[Items from a figure collection]
========================================

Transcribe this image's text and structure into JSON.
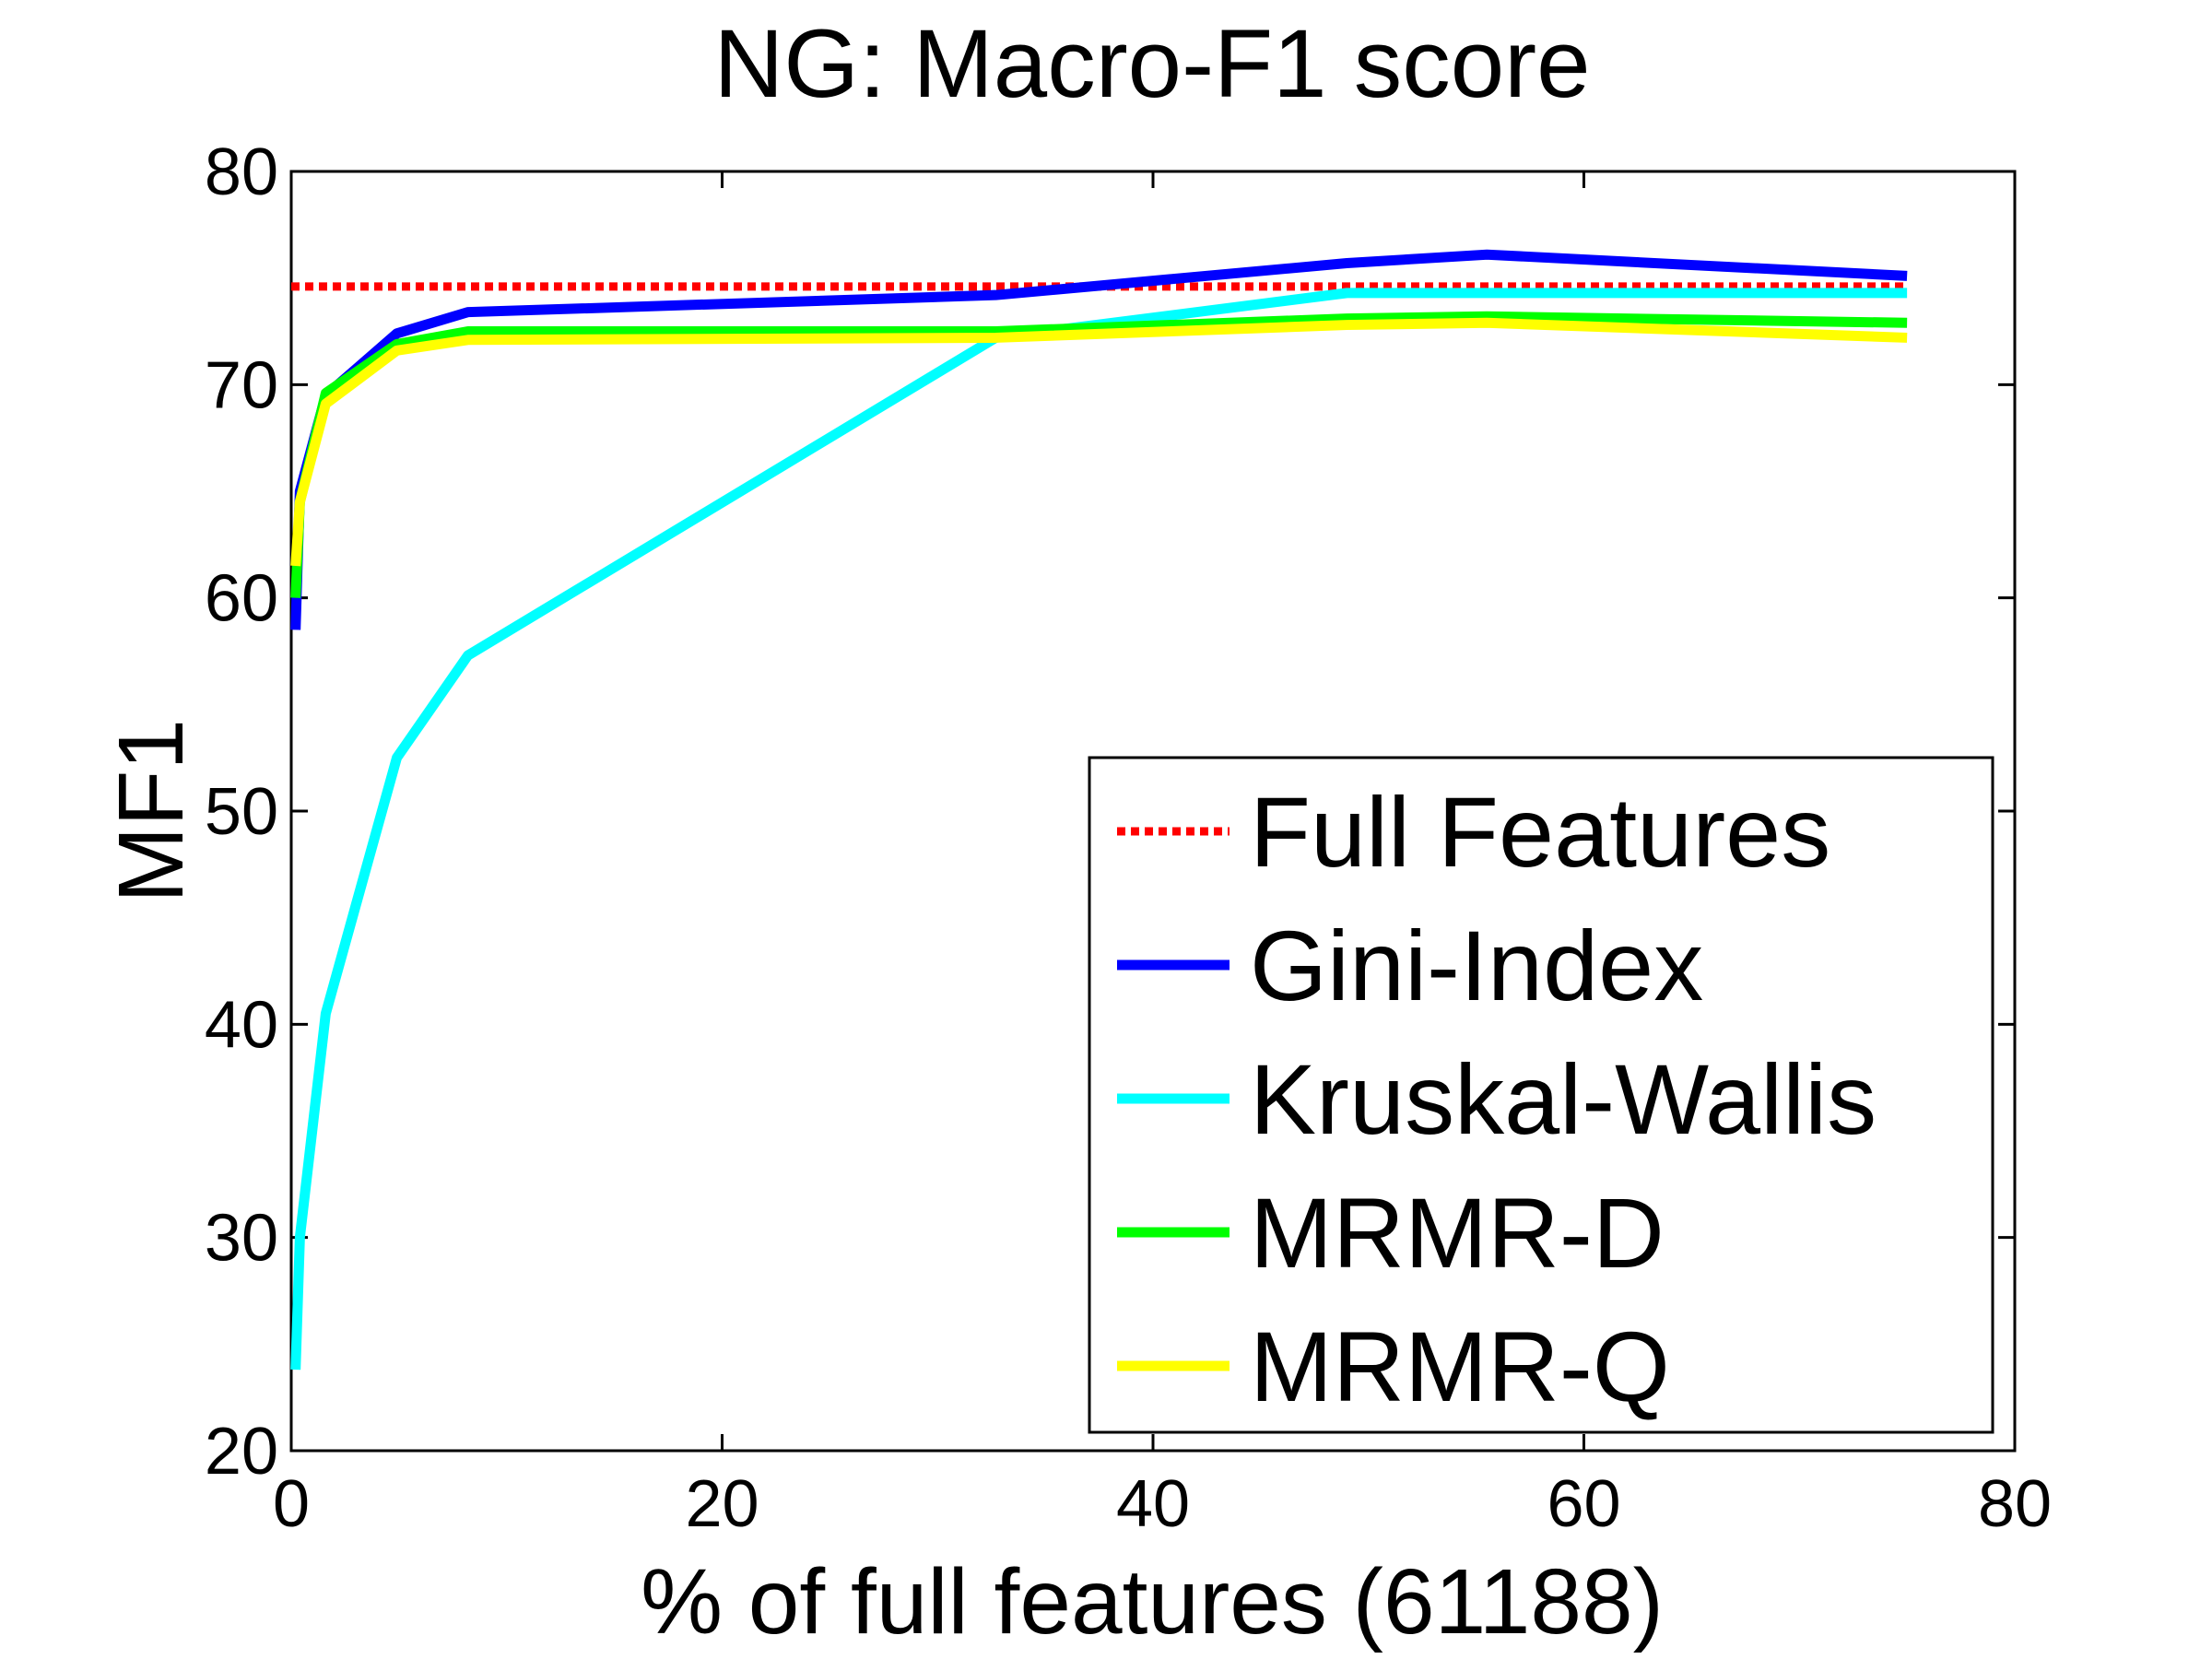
{
  "chart_data": {
    "type": "line",
    "title": "NG: Macro-F1 score",
    "xlabel": "% of full features (61188)",
    "ylabel": "MF1",
    "xlim": [
      0,
      80
    ],
    "ylim": [
      20,
      80
    ],
    "xticks": [
      0,
      20,
      40,
      60,
      80
    ],
    "yticks": [
      20,
      30,
      40,
      50,
      60,
      70,
      80
    ],
    "grid": false,
    "legend_position": "bottom-right",
    "series": [
      {
        "name": "Full Features",
        "color": "#ff0000",
        "style": "dotted",
        "x": [
          0,
          75
        ],
        "y": [
          74.6,
          74.6
        ]
      },
      {
        "name": "Gini-Index",
        "color": "#0000ff",
        "style": "solid",
        "x": [
          0.2,
          0.4,
          1.6,
          4.9,
          8.2,
          32.7,
          49.0,
          55.5,
          75.0
        ],
        "y": [
          58.5,
          65.0,
          69.5,
          72.4,
          73.4,
          74.2,
          75.7,
          76.1,
          75.1
        ]
      },
      {
        "name": "Kruskal-Wallis",
        "color": "#00ffff",
        "style": "solid",
        "x": [
          0.2,
          0.4,
          1.6,
          4.9,
          8.2,
          32.7,
          49.0,
          55.5,
          75.0
        ],
        "y": [
          23.8,
          30.0,
          40.5,
          52.5,
          57.3,
          72.2,
          74.3,
          74.3,
          74.3
        ]
      },
      {
        "name": "MRMR-D",
        "color": "#00ff00",
        "style": "solid",
        "x": [
          0.2,
          0.4,
          1.6,
          4.9,
          8.2,
          32.7,
          49.0,
          55.5,
          75.0
        ],
        "y": [
          60.0,
          64.5,
          69.6,
          71.9,
          72.5,
          72.5,
          73.1,
          73.2,
          72.9
        ]
      },
      {
        "name": "MRMR-Q",
        "color": "#ffff00",
        "style": "solid",
        "x": [
          0.2,
          0.4,
          1.6,
          4.9,
          8.2,
          32.7,
          49.0,
          55.5,
          75.0
        ],
        "y": [
          61.5,
          64.5,
          69.1,
          71.6,
          72.1,
          72.2,
          72.8,
          72.9,
          72.2
        ]
      }
    ]
  }
}
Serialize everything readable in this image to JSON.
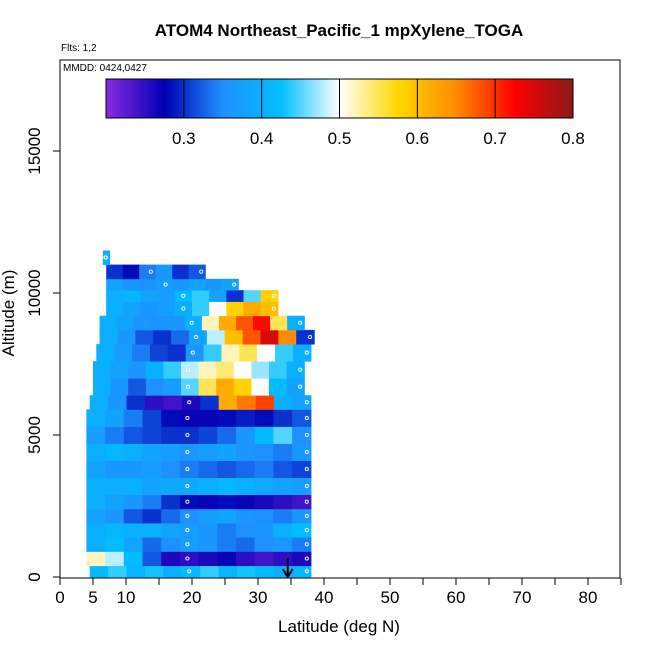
{
  "chart_data": {
    "type": "heatmap",
    "title": "ATOM4 Northeast_Pacific_1 mpXylene_TOGA",
    "subtitle_flights": "Flts: 1,2",
    "subtitle_dates": "MMDD: 0424,0427",
    "xlabel": "Latitude (deg N)",
    "ylabel": "Altitude (m)",
    "xlim": [
      0,
      85
    ],
    "ylim": [
      0,
      18000
    ],
    "x_ticks": [
      0,
      5,
      10,
      20,
      30,
      40,
      50,
      60,
      70,
      80
    ],
    "y_ticks": [
      0,
      5000,
      10000,
      15000
    ],
    "colorbar": {
      "range": [
        0.2,
        0.8
      ],
      "ticks": [
        0.3,
        0.4,
        0.5,
        0.6,
        0.7,
        0.8
      ],
      "colors": [
        "#8a2be2",
        "#0000b4",
        "#1e90ff",
        "#00bfff",
        "#ffffff",
        "#ffd700",
        "#ff8c00",
        "#ff0000",
        "#8b1a1a"
      ]
    },
    "marker_latitude": 34.5,
    "layers": [
      {
        "alt": [
          0,
          400
        ],
        "lat": [
          4.5,
          38
        ],
        "values": [
          0.42,
          0.44,
          0.41,
          0.43,
          0.4,
          0.42,
          0.44,
          0.41,
          0.43,
          0.42,
          0.4,
          0.41
        ]
      },
      {
        "alt": [
          400,
          900
        ],
        "lat": [
          4,
          38
        ],
        "values": [
          0.52,
          0.48,
          0.42,
          0.32,
          0.26,
          0.25,
          0.26,
          0.27,
          0.25,
          0.24,
          0.25,
          0.26
        ]
      },
      {
        "alt": [
          900,
          1400
        ],
        "lat": [
          4,
          38
        ],
        "values": [
          0.4,
          0.42,
          0.38,
          0.33,
          0.35,
          0.37,
          0.36,
          0.34,
          0.33,
          0.35,
          0.36,
          0.34
        ]
      },
      {
        "alt": [
          1400,
          1900
        ],
        "lat": [
          4,
          38
        ],
        "values": [
          0.4,
          0.41,
          0.4,
          0.4,
          0.38,
          0.37,
          0.36,
          0.34,
          0.35,
          0.36,
          0.4,
          0.42
        ]
      },
      {
        "alt": [
          1900,
          2400
        ],
        "lat": [
          4,
          38
        ],
        "values": [
          0.38,
          0.36,
          0.32,
          0.3,
          0.33,
          0.35,
          0.37,
          0.38,
          0.36,
          0.35,
          0.34,
          0.36
        ]
      },
      {
        "alt": [
          2400,
          2900
        ],
        "lat": [
          4,
          38
        ],
        "values": [
          0.4,
          0.38,
          0.36,
          0.34,
          0.3,
          0.28,
          0.27,
          0.28,
          0.27,
          0.26,
          0.25,
          0.24
        ]
      },
      {
        "alt": [
          2900,
          3500
        ],
        "lat": [
          4,
          38
        ],
        "values": [
          0.4,
          0.4,
          0.4,
          0.38,
          0.39,
          0.39,
          0.4,
          0.41,
          0.4,
          0.39,
          0.38,
          0.37
        ]
      },
      {
        "alt": [
          3500,
          4100
        ],
        "lat": [
          4,
          38
        ],
        "values": [
          0.38,
          0.36,
          0.36,
          0.37,
          0.35,
          0.34,
          0.33,
          0.32,
          0.33,
          0.34,
          0.32,
          0.31
        ]
      },
      {
        "alt": [
          4100,
          4700
        ],
        "lat": [
          4,
          38
        ],
        "values": [
          0.4,
          0.41,
          0.4,
          0.38,
          0.37,
          0.36,
          0.37,
          0.38,
          0.36,
          0.35,
          0.34,
          0.36
        ]
      },
      {
        "alt": [
          4700,
          5300
        ],
        "lat": [
          4,
          38
        ],
        "values": [
          0.37,
          0.34,
          0.32,
          0.31,
          0.3,
          0.3,
          0.31,
          0.33,
          0.36,
          0.42,
          0.45,
          0.35
        ]
      },
      {
        "alt": [
          5300,
          5900
        ],
        "lat": [
          4,
          38
        ],
        "values": [
          0.4,
          0.38,
          0.34,
          0.31,
          0.28,
          0.27,
          0.27,
          0.28,
          0.29,
          0.28,
          0.3,
          0.32
        ]
      },
      {
        "alt": [
          5900,
          6400
        ],
        "lat": [
          4.5,
          38
        ],
        "values": [
          0.4,
          0.36,
          0.3,
          0.25,
          0.24,
          0.26,
          0.3,
          0.62,
          0.66,
          0.69,
          0.4,
          0.38
        ]
      },
      {
        "alt": [
          6400,
          7000
        ],
        "lat": [
          5,
          37
        ],
        "values": [
          0.4,
          0.36,
          0.32,
          0.35,
          0.37,
          0.45,
          0.55,
          0.62,
          0.58,
          0.5,
          0.42,
          0.38
        ]
      },
      {
        "alt": [
          7000,
          7600
        ],
        "lat": [
          5,
          37
        ],
        "values": [
          0.4,
          0.38,
          0.36,
          0.4,
          0.44,
          0.48,
          0.52,
          0.54,
          0.5,
          0.47,
          0.44,
          0.4
        ]
      },
      {
        "alt": [
          7600,
          8200
        ],
        "lat": [
          5.5,
          38
        ],
        "values": [
          0.4,
          0.37,
          0.34,
          0.31,
          0.3,
          0.36,
          0.44,
          0.52,
          0.55,
          0.5,
          0.44,
          0.4
        ]
      },
      {
        "alt": [
          8200,
          8700
        ],
        "lat": [
          6,
          38.5
        ],
        "values": [
          0.4,
          0.36,
          0.32,
          0.3,
          0.33,
          0.38,
          0.48,
          0.6,
          0.68,
          0.75,
          0.65,
          0.3
        ]
      },
      {
        "alt": [
          8700,
          9200
        ],
        "lat": [
          6,
          37
        ],
        "values": [
          0.4,
          0.38,
          0.36,
          0.35,
          0.36,
          0.4,
          0.52,
          0.62,
          0.68,
          0.72,
          0.55,
          0.4
        ]
      },
      {
        "alt": [
          9200,
          9700
        ],
        "lat": [
          7,
          33
        ],
        "values": [
          0.4,
          0.38,
          0.36,
          0.37,
          0.4,
          0.44,
          0.5,
          0.58,
          0.62,
          0.6
        ]
      },
      {
        "alt": [
          9700,
          10100
        ],
        "lat": [
          7,
          33
        ],
        "values": [
          0.4,
          0.41,
          0.38,
          0.37,
          0.42,
          0.44,
          0.38,
          0.3,
          0.45,
          0.58
        ]
      },
      {
        "alt": [
          10100,
          10500
        ],
        "lat": [
          7,
          27
        ],
        "values": [
          0.38,
          0.36,
          0.35,
          0.37,
          0.36,
          0.38,
          0.36,
          0.38
        ]
      },
      {
        "alt": [
          10500,
          11000
        ],
        "lat": [
          7,
          22
        ],
        "values": [
          0.3,
          0.28,
          0.34,
          0.36,
          0.3,
          0.32
        ]
      },
      {
        "alt": [
          11000,
          11500
        ],
        "lat": [
          6.5,
          7.5
        ],
        "values": [
          0.4
        ]
      }
    ]
  }
}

========================================

Check the data for the word "image" and pull out the lines that have it.

Transcribe this image's text and structure into JSON.
Serialize everything readable in this image to JSON.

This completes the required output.